Work to be completed:
Find every line in the records below that holds the word "author", and copy it out.

The data:

★ ★ ★

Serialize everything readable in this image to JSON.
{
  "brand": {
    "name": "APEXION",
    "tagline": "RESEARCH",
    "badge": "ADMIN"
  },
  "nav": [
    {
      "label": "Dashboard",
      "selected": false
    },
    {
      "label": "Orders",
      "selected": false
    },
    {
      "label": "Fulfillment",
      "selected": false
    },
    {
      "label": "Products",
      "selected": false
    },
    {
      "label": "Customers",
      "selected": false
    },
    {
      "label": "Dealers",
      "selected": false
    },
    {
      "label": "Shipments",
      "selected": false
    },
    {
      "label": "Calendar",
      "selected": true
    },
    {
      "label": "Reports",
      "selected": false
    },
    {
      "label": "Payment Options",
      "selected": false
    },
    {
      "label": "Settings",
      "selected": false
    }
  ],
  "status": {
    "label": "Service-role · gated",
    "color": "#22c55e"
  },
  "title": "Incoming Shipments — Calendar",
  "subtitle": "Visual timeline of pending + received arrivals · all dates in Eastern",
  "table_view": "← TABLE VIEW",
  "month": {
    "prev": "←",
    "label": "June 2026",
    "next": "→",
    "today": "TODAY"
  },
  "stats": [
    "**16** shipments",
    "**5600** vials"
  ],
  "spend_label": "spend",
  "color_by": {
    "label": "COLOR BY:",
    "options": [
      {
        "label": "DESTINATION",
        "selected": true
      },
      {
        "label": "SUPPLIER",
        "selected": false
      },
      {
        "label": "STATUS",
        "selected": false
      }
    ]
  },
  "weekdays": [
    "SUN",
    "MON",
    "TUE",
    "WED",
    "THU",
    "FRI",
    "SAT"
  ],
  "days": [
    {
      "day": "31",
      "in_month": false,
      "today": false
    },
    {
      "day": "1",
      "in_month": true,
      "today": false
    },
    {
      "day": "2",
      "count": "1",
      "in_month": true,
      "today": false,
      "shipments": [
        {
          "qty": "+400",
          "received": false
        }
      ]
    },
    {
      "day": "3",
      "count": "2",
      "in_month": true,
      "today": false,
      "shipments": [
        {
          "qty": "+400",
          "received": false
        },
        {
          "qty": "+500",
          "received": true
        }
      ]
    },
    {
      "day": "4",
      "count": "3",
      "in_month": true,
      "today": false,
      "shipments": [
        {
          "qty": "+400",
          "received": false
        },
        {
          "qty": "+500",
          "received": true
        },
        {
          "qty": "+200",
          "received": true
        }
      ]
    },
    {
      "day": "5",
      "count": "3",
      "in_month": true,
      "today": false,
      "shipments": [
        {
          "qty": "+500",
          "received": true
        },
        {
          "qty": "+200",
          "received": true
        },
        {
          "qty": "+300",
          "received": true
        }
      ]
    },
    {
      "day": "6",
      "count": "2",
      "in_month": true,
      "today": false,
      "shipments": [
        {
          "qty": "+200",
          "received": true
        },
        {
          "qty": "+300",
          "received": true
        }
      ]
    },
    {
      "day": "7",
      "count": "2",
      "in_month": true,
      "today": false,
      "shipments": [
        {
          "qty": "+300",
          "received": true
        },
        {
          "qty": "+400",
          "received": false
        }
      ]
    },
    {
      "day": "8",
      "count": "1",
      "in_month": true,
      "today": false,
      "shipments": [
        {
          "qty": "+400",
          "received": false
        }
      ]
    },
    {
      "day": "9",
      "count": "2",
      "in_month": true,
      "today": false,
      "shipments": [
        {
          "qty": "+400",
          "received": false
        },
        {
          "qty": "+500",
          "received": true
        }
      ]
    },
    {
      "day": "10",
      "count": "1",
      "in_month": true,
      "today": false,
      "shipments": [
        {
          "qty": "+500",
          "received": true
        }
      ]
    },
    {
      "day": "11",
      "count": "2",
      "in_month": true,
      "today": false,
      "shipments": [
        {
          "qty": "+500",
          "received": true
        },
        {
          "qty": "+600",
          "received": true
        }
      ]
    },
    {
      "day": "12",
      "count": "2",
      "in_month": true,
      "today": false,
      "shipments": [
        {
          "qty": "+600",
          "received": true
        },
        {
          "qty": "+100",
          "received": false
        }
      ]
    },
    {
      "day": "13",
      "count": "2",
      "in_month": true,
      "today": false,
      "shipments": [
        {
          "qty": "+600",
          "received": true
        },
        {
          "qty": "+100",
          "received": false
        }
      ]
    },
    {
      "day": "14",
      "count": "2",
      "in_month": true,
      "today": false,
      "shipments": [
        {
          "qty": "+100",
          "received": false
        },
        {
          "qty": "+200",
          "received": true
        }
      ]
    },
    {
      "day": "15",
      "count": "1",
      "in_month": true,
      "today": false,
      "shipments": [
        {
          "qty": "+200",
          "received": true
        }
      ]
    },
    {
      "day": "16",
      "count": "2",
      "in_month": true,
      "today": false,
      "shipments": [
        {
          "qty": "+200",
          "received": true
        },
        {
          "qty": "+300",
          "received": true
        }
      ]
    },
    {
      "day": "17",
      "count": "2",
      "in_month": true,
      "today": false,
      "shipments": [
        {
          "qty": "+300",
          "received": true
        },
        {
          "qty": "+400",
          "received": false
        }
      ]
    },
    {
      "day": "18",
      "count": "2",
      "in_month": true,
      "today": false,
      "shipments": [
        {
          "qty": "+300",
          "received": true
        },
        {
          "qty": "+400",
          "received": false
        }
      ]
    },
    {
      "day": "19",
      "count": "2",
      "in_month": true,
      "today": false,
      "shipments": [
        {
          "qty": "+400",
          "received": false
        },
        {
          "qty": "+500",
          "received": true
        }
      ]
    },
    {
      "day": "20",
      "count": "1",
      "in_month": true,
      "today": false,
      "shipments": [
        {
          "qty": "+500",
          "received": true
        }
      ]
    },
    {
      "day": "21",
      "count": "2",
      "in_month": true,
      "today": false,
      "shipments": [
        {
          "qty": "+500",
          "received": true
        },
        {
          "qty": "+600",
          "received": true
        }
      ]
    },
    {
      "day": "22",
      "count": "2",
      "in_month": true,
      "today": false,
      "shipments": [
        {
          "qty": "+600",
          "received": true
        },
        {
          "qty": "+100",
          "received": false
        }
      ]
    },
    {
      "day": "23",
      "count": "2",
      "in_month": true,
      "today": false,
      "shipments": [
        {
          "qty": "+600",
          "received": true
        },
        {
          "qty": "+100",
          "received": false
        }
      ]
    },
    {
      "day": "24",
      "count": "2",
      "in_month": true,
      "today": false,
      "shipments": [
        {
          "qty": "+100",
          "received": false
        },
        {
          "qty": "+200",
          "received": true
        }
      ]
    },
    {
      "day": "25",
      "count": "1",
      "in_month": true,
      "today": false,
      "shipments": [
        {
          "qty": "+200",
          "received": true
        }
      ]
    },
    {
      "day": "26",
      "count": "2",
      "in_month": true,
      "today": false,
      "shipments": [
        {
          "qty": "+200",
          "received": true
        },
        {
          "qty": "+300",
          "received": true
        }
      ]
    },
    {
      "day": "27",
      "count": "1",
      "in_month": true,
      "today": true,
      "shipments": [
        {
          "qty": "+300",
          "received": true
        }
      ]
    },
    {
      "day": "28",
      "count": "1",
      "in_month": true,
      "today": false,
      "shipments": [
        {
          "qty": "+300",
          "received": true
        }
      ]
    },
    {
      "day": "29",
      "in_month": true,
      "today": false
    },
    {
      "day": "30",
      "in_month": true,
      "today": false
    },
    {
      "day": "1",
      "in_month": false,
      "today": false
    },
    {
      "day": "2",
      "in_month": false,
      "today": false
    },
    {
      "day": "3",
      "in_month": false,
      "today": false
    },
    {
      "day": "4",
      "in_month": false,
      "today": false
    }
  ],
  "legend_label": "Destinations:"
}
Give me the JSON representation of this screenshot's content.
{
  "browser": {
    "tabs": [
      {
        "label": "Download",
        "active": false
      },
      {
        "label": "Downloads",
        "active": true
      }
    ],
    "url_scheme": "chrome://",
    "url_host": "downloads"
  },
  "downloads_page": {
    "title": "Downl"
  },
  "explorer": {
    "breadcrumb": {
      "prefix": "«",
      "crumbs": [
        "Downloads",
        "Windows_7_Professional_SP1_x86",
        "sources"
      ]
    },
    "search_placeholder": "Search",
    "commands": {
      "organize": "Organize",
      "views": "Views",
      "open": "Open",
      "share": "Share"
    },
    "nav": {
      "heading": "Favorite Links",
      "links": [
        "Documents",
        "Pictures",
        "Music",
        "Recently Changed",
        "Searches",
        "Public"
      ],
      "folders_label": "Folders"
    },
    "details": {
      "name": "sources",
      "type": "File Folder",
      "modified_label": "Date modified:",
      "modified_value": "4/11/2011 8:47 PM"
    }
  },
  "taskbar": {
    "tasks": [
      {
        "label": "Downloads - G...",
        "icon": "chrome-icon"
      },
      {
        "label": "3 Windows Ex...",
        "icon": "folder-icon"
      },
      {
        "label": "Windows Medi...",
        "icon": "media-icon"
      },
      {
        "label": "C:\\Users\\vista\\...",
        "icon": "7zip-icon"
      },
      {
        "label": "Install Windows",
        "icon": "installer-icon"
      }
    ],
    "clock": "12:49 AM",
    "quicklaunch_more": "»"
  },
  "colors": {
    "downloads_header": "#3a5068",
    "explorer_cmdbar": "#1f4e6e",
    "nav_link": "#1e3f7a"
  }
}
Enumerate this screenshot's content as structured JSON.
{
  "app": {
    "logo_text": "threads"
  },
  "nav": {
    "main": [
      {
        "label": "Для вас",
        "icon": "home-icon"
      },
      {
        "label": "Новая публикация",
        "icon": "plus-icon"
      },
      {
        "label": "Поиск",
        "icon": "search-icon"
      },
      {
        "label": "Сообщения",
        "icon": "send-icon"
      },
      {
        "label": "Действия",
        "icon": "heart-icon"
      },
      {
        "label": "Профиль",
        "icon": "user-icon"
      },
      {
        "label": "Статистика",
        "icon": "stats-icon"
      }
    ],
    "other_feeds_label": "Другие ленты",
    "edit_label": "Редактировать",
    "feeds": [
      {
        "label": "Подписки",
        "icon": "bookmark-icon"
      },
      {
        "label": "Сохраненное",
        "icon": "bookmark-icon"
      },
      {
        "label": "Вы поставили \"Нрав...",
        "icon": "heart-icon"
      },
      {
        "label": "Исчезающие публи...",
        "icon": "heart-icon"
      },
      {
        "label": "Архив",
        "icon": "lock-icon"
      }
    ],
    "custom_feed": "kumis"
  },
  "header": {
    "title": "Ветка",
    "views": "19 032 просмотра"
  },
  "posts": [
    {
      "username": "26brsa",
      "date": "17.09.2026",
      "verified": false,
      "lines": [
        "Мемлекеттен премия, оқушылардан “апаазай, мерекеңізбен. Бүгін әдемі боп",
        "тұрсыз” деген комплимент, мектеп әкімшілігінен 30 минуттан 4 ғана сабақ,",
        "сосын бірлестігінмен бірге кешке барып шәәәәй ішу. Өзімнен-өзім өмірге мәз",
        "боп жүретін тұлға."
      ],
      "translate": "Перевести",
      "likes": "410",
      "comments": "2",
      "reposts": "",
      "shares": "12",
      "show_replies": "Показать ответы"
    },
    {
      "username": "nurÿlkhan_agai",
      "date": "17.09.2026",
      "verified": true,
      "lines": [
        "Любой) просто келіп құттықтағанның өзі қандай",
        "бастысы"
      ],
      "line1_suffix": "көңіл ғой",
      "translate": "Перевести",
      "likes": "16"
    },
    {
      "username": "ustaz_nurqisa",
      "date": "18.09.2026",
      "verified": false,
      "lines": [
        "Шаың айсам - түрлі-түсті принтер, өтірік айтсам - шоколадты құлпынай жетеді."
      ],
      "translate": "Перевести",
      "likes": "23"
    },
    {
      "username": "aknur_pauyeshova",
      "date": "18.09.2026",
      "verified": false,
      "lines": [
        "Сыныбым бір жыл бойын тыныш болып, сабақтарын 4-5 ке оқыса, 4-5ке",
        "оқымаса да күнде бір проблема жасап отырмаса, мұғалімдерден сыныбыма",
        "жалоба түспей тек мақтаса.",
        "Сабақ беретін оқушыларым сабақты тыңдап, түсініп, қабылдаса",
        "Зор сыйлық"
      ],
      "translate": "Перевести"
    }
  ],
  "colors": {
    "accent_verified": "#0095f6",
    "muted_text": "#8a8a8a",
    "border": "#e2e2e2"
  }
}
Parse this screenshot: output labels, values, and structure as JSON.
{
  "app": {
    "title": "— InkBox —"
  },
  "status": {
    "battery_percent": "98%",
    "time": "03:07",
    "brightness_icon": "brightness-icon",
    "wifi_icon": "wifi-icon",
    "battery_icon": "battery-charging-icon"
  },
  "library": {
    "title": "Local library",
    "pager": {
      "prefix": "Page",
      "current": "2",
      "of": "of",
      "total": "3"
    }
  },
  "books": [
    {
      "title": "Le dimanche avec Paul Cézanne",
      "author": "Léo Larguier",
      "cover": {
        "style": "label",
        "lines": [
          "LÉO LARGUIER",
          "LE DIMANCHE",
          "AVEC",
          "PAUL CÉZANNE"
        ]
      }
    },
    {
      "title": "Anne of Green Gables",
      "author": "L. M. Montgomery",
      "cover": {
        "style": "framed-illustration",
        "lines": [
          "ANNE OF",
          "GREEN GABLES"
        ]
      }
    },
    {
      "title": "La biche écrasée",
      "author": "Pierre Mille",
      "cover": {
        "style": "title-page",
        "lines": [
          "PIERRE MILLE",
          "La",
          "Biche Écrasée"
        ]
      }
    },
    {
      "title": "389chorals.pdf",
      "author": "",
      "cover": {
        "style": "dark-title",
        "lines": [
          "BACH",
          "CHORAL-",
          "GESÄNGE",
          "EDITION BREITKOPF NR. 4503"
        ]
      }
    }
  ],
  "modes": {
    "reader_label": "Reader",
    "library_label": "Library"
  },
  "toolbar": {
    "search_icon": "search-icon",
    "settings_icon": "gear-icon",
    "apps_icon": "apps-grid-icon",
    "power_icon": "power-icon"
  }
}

★ ★ ★

Exercise response:
      "author": "Léo Larguier",
      "author": "L. M. Montgomery",
      "author": "Pierre Mille",
      "author": "",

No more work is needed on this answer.